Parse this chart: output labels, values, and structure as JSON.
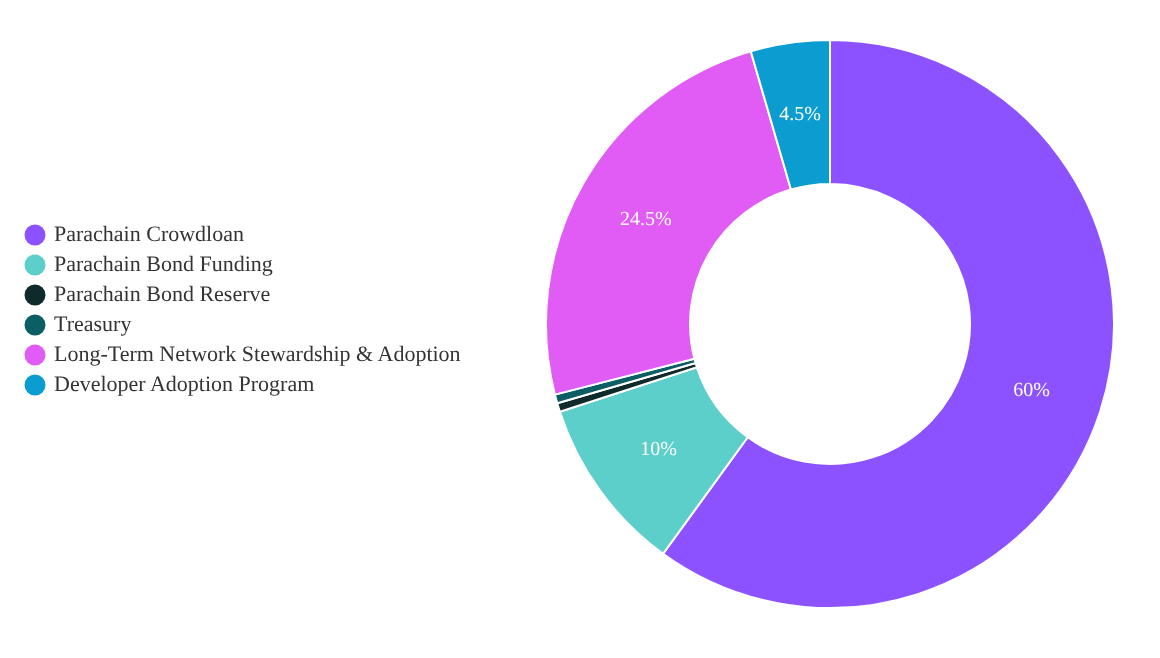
{
  "chart_data": {
    "type": "donut",
    "categories": [
      "Parachain Crowdloan",
      "Parachain Bond Funding",
      "Parachain Bond Reserve",
      "Treasury",
      "Long-Term Network Stewardship & Adoption",
      "Developer Adoption Program"
    ],
    "values": [
      60,
      10,
      0.5,
      0.5,
      24.5,
      4.5
    ],
    "colors": [
      "#8c52ff",
      "#5ccfcb",
      "#0e2a2a",
      "#0b5e63",
      "#e15bf5",
      "#0b9dd0"
    ],
    "value_labels": [
      "60%",
      "10%",
      null,
      null,
      "24.5%",
      "4.5%"
    ],
    "legend": "left"
  }
}
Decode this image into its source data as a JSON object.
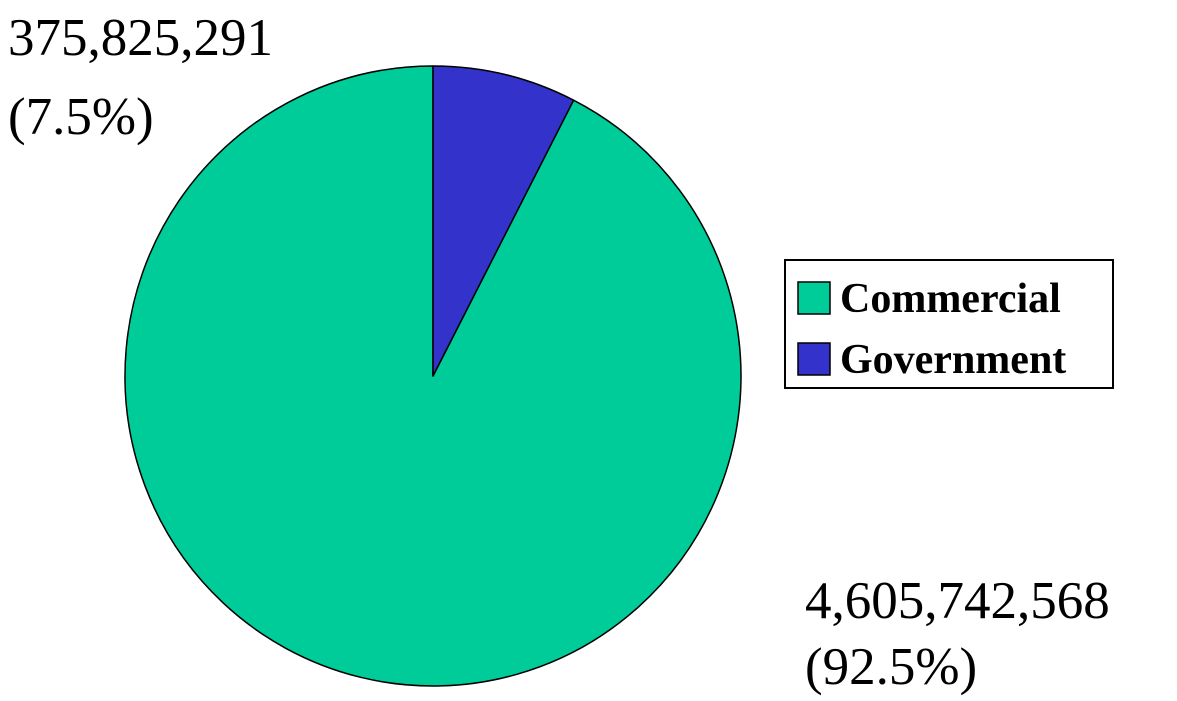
{
  "chart_data": {
    "type": "pie",
    "start_angle_deg": 0,
    "direction": "counterclockwise",
    "slices": [
      {
        "name": "Commercial",
        "value": 4605742568,
        "percent": 92.5,
        "value_label": "4,605,742,568",
        "percent_label": "(92.5%)",
        "color": "#00CC99"
      },
      {
        "name": "Government",
        "value": 375825291,
        "percent": 7.5,
        "value_label": "375,825,291",
        "percent_label": "(7.5%)",
        "color": "#3333CC"
      }
    ],
    "legend": {
      "position": "right",
      "entries": [
        "Commercial",
        "Government"
      ]
    }
  }
}
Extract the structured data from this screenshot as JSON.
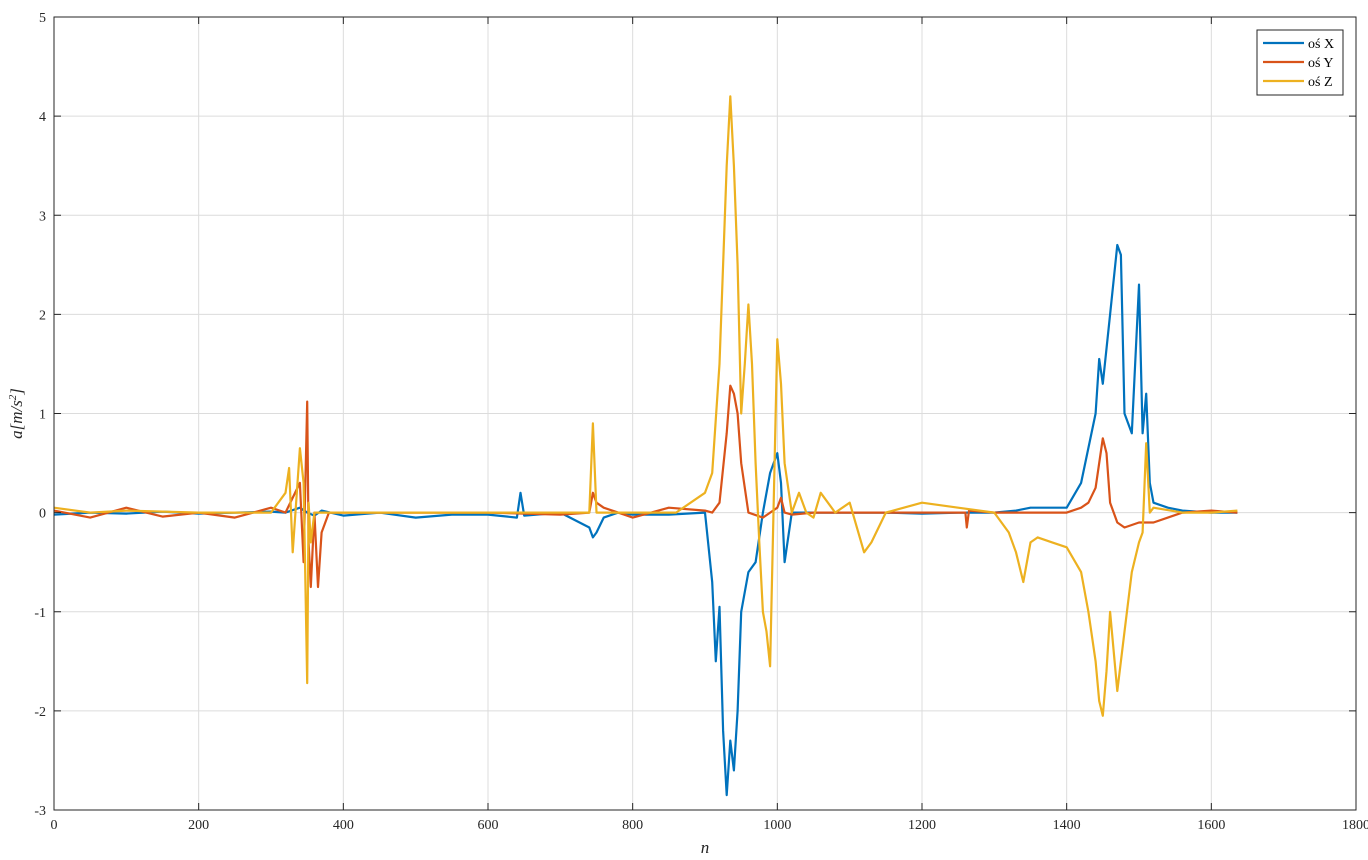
====
Task prompt: Print the whole listing above once more, word for word, without its pictures.

Result of this exercise:
Parse this chart: output labels, values, and structure as JSON.
{
  "chart_data": {
    "type": "donut",
    "categories": [
      "Parachain Crowdloan",
      "Parachain Bond Funding",
      "Parachain Bond Reserve",
      "Treasury",
      "Long-Term Network Stewardship & Adoption",
      "Developer Adoption Program"
    ],
    "values": [
      60,
      10,
      0.5,
      0.5,
      24.5,
      4.5
    ],
    "colors": [
      "#8c52ff",
      "#5ccfcb",
      "#0e2a2a",
      "#0b5e63",
      "#e15bf5",
      "#0b9dd0"
    ],
    "value_labels": [
      "60%",
      "10%",
      null,
      null,
      "24.5%",
      "4.5%"
    ],
    "legend": "left"
  }
}
Decode this image into its source data as a JSON object.
{
  "chart_data": {
    "type": "pie",
    "start_angle_deg": 0,
    "direction": "counterclockwise",
    "slices": [
      {
        "name": "Commercial",
        "value": 4605742568,
        "percent": 92.5,
        "value_label": "4,605,742,568",
        "percent_label": "(92.5%)",
        "color": "#00CC99"
      },
      {
        "name": "Government",
        "value": 375825291,
        "percent": 7.5,
        "value_label": "375,825,291",
        "percent_label": "(7.5%)",
        "color": "#3333CC"
      }
    ],
    "legend": {
      "position": "right",
      "entries": [
        "Commercial",
        "Government"
      ]
    }
  }
}
Extract the structured data from this screenshot as JSON.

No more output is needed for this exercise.